Element and region listings:
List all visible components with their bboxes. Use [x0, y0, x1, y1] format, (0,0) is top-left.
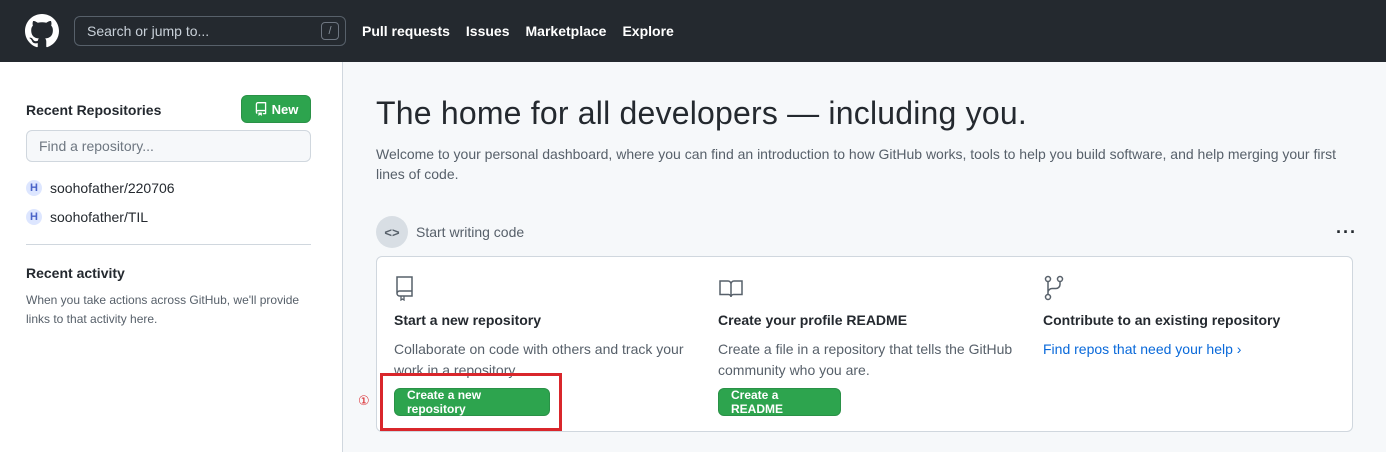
- profile-readme-column: Create your profile README Create a file…: [718, 257, 1028, 433]
- card-description: Create a file in a repository that tells…: [718, 341, 1013, 378]
- create-readme-button[interactable]: Create a README: [718, 388, 841, 416]
- recent-repositories-title: Recent Repositories: [26, 102, 162, 118]
- repo-name: soohofather/TIL: [50, 209, 149, 225]
- repo-name: soohofather/220706: [50, 180, 175, 196]
- card-title: Start a new repository: [394, 312, 542, 328]
- card-title: Contribute to an existing repository: [1043, 312, 1281, 328]
- annotation-step-marker: ①: [358, 393, 370, 408]
- main-nav: Pull requests Issues Marketplace Explore: [362, 0, 674, 62]
- sidebar-divider: [26, 244, 311, 245]
- recent-activity-text: When you take actions across GitHub, we'…: [26, 293, 300, 326]
- page-subtitle: Welcome to your personal dashboard, wher…: [376, 146, 1337, 182]
- find-repository-input[interactable]: Find a repository...: [26, 130, 311, 162]
- more-options-icon[interactable]: ···: [1336, 223, 1357, 241]
- card-title: Create your profile README: [718, 312, 908, 328]
- contribute-column: Contribute to an existing repository Fin…: [1043, 257, 1353, 433]
- nav-explore[interactable]: Explore: [622, 23, 673, 39]
- avatar: H: [26, 180, 42, 196]
- repo-icon: [396, 276, 413, 301]
- book-icon: [719, 280, 743, 298]
- search-shortcut-key: /: [321, 22, 339, 40]
- repo-item[interactable]: H soohofather/TIL: [26, 209, 148, 225]
- nav-pull-requests[interactable]: Pull requests: [362, 23, 450, 39]
- repo-icon: [255, 102, 266, 116]
- recent-activity-title: Recent activity: [26, 265, 125, 281]
- git-branch-icon: [1044, 275, 1064, 301]
- repo-item[interactable]: H soohofather/220706: [26, 180, 175, 196]
- section-label: Start writing code: [416, 224, 525, 240]
- dashboard-sidebar: Recent Repositories New Find a repositor…: [0, 62, 343, 452]
- annotation-highlight-box: [380, 373, 562, 431]
- page-title: The home for all developers — including …: [376, 95, 1027, 131]
- avatar: H: [26, 209, 42, 225]
- code-icon: <>: [376, 216, 408, 248]
- start-writing-code-header: <> Start writing code: [376, 216, 524, 248]
- search-placeholder: Search or jump to...: [87, 23, 210, 39]
- chevron-right-icon: ›: [1236, 341, 1242, 357]
- find-repos-link-label: Find repos that need your help: [1043, 341, 1233, 357]
- find-repos-link[interactable]: Find repos that need your help ›: [1043, 341, 1241, 357]
- github-logo-icon[interactable]: [25, 14, 59, 48]
- search-input[interactable]: Search or jump to... /: [74, 16, 346, 46]
- new-button-label: New: [271, 101, 299, 117]
- nav-marketplace[interactable]: Marketplace: [526, 23, 607, 39]
- new-repository-button[interactable]: New: [241, 95, 311, 123]
- nav-issues[interactable]: Issues: [466, 23, 510, 39]
- top-header: Search or jump to... / Pull requests Iss…: [0, 0, 1386, 62]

→ The request
Reproduce the entries above with every occurrence of "card-title" replaced by "card-heading", leaving all other text unchanged. Omit the picture from your output.

→ Solved exercise
List all visible components with their bboxes. Use [x0, y0, x1, y1] format, (0,0) is top-left.
- profile-readme-column: Create your profile README Create a file…: [718, 257, 1028, 433]
- card-description: Create a file in a repository that tells…: [718, 341, 1013, 378]
- create-readme-button[interactable]: Create a README: [718, 388, 841, 416]
- recent-repositories-title: Recent Repositories: [26, 102, 162, 118]
- repo-name: soohofather/TIL: [50, 209, 149, 225]
- repo-name: soohofather/220706: [50, 180, 175, 196]
- card-heading: Start a new repository: [394, 312, 542, 328]
- card-heading: Contribute to an existing repository: [1043, 312, 1281, 328]
- annotation-step-marker: ①: [358, 393, 370, 408]
- main-nav: Pull requests Issues Marketplace Explore: [362, 0, 674, 62]
- sidebar-divider: [26, 244, 311, 245]
- recent-activity-text: When you take actions across GitHub, we'…: [26, 293, 300, 326]
- page-subtitle: Welcome to your personal dashboard, wher…: [376, 146, 1337, 182]
- find-repository-input[interactable]: Find a repository...: [26, 130, 311, 162]
- more-options-icon[interactable]: ···: [1336, 223, 1357, 241]
- card-heading: Create your profile README: [718, 312, 908, 328]
- contribute-column: Contribute to an existing repository Fin…: [1043, 257, 1353, 433]
- nav-explore[interactable]: Explore: [622, 23, 673, 39]
- avatar: H: [26, 180, 42, 196]
- repo-icon: [396, 276, 413, 301]
- book-icon: [719, 280, 743, 298]
- search-shortcut-key: /: [321, 22, 339, 40]
- repo-item[interactable]: H soohofather/TIL: [26, 209, 148, 225]
- nav-pull-requests[interactable]: Pull requests: [362, 23, 450, 39]
- repo-icon: [255, 102, 266, 116]
- recent-activity-title: Recent activity: [26, 265, 125, 281]
- git-branch-icon: [1044, 275, 1064, 301]
- repo-item[interactable]: H soohofather/220706: [26, 180, 175, 196]
- section-label: Start writing code: [416, 224, 525, 240]
- dashboard-sidebar: Recent Repositories New Find a repositor…: [0, 62, 343, 452]
- annotation-highlight-box: [380, 373, 562, 431]
- page-title: The home for all developers — including …: [376, 95, 1027, 131]
- avatar: H: [26, 209, 42, 225]
- code-icon: <>: [376, 216, 408, 248]
- start-writing-code-header: <> Start writing code: [376, 216, 524, 248]
- search-placeholder: Search or jump to...: [87, 23, 210, 39]
- chevron-right-icon: ›: [1236, 341, 1242, 357]
- find-repos-link-label: Find repos that need your help: [1043, 341, 1233, 357]
- find-repos-link[interactable]: Find repos that need your help ›: [1043, 341, 1241, 357]
- github-logo-icon[interactable]: [25, 14, 59, 48]
- search-input[interactable]: Search or jump to... /: [74, 16, 346, 46]
- new-button-label: New: [271, 101, 299, 117]
- nav-marketplace[interactable]: Marketplace: [526, 23, 607, 39]
- new-repository-button[interactable]: New: [241, 95, 311, 123]
- nav-issues[interactable]: Issues: [466, 23, 510, 39]
- top-header: Search or jump to... / Pull requests Iss…: [0, 0, 1386, 62]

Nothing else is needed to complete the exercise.